GIVEN EXERCISE: Count, in the entries below, the lines in which "Calculate" occurs. Give the number, nothing more.

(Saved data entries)

◆ ◆ ◆ ◆ ◆ ◆ ◆

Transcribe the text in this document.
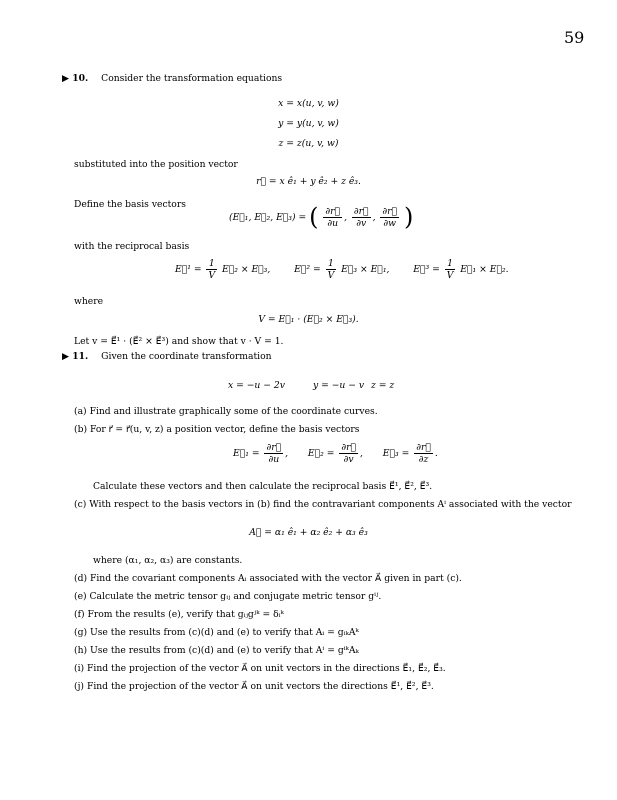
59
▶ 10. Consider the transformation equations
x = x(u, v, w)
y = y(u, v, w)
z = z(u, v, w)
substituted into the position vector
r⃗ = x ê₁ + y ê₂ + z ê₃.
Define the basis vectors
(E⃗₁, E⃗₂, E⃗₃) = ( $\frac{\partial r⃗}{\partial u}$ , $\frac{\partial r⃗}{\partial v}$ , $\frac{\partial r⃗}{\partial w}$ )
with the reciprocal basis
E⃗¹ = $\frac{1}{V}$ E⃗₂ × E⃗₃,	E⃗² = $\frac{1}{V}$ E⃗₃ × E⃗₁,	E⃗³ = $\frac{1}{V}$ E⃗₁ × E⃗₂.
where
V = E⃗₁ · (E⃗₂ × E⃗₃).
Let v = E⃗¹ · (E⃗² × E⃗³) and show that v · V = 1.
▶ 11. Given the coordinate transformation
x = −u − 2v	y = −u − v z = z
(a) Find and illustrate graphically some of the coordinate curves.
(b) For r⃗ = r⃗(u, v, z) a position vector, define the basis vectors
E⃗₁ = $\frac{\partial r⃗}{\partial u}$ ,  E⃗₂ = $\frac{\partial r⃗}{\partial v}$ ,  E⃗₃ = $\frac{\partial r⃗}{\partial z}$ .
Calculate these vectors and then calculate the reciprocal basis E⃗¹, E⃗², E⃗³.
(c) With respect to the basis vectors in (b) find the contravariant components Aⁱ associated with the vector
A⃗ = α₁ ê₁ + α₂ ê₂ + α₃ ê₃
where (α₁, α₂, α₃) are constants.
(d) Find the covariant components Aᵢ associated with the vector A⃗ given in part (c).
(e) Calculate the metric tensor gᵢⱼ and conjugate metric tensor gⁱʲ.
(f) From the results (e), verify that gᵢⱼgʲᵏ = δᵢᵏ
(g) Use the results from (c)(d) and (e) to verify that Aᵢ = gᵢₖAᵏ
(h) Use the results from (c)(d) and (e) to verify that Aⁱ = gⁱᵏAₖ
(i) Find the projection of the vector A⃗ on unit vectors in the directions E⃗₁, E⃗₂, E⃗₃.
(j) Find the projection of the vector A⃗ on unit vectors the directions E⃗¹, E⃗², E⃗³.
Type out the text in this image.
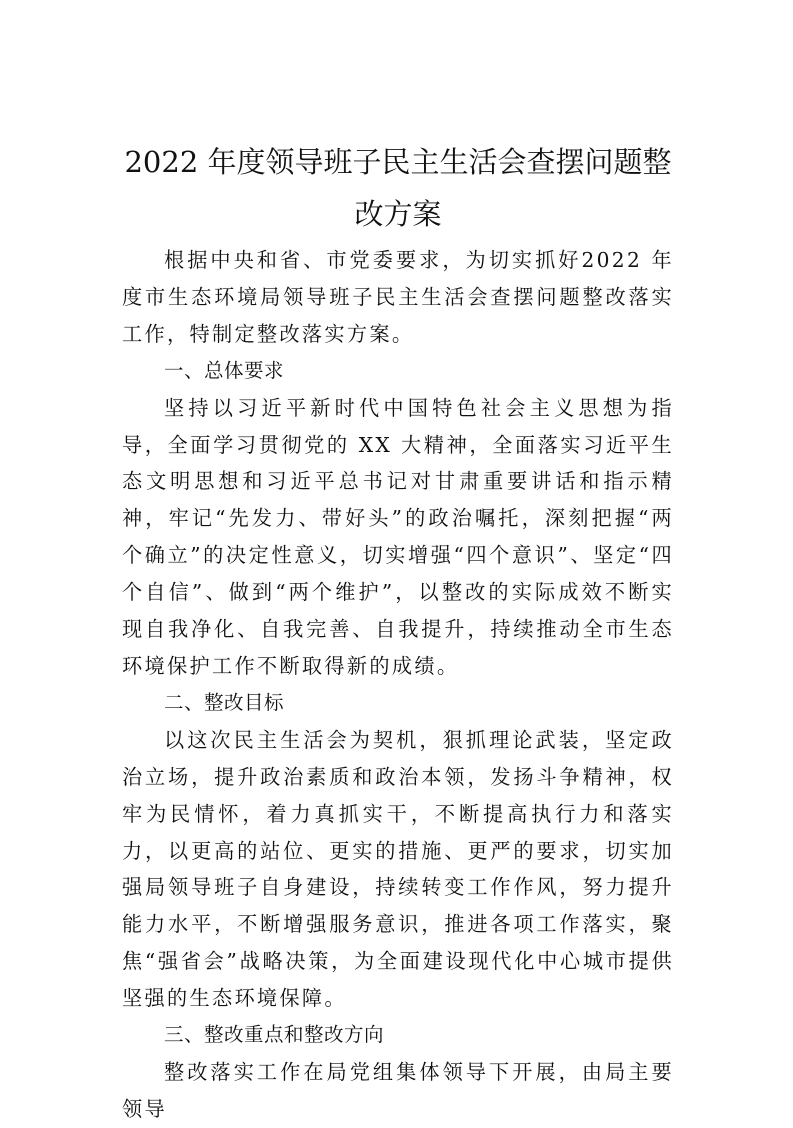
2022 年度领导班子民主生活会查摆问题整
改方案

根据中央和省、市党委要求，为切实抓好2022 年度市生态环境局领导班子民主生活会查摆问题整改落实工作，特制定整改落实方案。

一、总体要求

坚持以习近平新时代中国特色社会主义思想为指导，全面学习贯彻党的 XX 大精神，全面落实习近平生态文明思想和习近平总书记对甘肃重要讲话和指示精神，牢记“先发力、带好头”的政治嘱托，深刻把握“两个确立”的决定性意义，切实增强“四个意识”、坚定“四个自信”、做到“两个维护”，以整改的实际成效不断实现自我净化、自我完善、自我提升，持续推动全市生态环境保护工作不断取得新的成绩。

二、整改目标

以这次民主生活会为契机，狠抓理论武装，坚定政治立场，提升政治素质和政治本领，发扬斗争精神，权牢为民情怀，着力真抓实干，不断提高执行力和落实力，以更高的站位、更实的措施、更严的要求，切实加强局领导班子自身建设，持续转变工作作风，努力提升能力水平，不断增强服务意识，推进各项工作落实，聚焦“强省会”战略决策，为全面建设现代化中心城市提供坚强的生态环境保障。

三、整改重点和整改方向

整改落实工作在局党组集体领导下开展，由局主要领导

◆ ◆ ◆ ◆ ◆ ◆ ◆

THE OUTPUT: 2